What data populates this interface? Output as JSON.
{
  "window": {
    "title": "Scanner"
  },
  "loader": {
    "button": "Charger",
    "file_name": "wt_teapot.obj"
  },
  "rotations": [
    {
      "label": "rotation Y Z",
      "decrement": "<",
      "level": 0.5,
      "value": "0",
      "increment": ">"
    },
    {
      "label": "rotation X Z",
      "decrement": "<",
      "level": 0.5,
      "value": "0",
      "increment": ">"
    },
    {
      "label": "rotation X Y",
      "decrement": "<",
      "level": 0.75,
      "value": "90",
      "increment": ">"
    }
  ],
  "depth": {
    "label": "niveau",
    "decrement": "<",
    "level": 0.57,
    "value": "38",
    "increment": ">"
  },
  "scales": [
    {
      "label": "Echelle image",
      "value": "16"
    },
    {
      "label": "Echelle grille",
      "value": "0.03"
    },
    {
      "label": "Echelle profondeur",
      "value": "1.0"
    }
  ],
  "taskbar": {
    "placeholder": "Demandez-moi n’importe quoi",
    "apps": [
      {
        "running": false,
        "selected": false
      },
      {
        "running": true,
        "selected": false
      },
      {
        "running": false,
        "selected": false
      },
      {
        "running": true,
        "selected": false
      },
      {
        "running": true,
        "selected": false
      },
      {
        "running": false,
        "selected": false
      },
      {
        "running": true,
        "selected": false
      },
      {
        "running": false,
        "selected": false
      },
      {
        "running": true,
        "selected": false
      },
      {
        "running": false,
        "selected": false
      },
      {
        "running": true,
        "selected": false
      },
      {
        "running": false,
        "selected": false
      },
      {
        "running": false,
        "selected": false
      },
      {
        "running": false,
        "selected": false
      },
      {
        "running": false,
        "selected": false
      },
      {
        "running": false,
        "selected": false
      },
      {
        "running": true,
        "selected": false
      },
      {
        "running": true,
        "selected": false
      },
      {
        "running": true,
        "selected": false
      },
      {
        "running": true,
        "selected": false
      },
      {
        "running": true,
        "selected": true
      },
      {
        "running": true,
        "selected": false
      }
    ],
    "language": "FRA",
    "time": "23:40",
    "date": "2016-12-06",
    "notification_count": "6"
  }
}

__________________________________________________

**WORK INSTRUCTIONS**
Restate the records, all of them, precisely as written.

**THE RESPONSE**
What data populates this interface? Output as JSON.
{
  "window": {
    "title": "Scanner"
  },
  "loader": {
    "button": "Charger",
    "file_name": "wt_teapot.obj"
  },
  "rotations": [
    {
      "label": "rotation Y Z",
      "decrement": "<",
      "level": 0.5,
      "value": "0",
      "increment": ">"
    },
    {
      "label": "rotation X Z",
      "decrement": "<",
      "level": 0.5,
      "value": "0",
      "increment": ">"
    },
    {
      "label": "rotation X Y",
      "decrement": "<",
      "level": 0.75,
      "value": "90",
      "increment": ">"
    }
  ],
  "depth": {
    "label": "niveau",
    "decrement": "<",
    "level": 0.57,
    "value": "38",
    "increment": ">"
  },
  "scales": [
    {
      "label": "Echelle image",
      "value": "16"
    },
    {
      "label": "Echelle grille",
      "value": "0.03"
    },
    {
      "label": "Echelle profondeur",
      "value": "1.0"
    }
  ],
  "taskbar": {
    "placeholder": "Demandez-moi n’importe quoi",
    "apps": [
      {
        "running": false,
        "selected": false
      },
      {
        "running": true,
        "selected": false
      },
      {
        "running": false,
        "selected": false
      },
      {
        "running": true,
        "selected": false
      },
      {
        "running": true,
        "selected": false
      },
      {
        "running": false,
        "selected": false
      },
      {
        "running": true,
        "selected": false
      },
      {
        "running": false,
        "selected": false
      },
      {
        "running": true,
        "selected": false
      },
      {
        "running": false,
        "selected": false
      },
      {
        "running": true,
        "selected": false
      },
      {
        "running": false,
        "selected": false
      },
      {
        "running": false,
        "selected": false
      },
      {
        "running": false,
        "selected": false
      },
      {
        "running": false,
        "selected": false
      },
      {
        "running": false,
        "selected": false
      },
      {
        "running": true,
        "selected": false
      },
      {
        "running": true,
        "selected": false
      },
      {
        "running": true,
        "selected": false
      },
      {
        "running": true,
        "selected": false
      },
      {
        "running": true,
        "selected": true
      },
      {
        "running": true,
        "selected": false
      }
    ],
    "language": "FRA",
    "time": "23:40",
    "date": "2016-12-06",
    "notification_count": "6"
  }
}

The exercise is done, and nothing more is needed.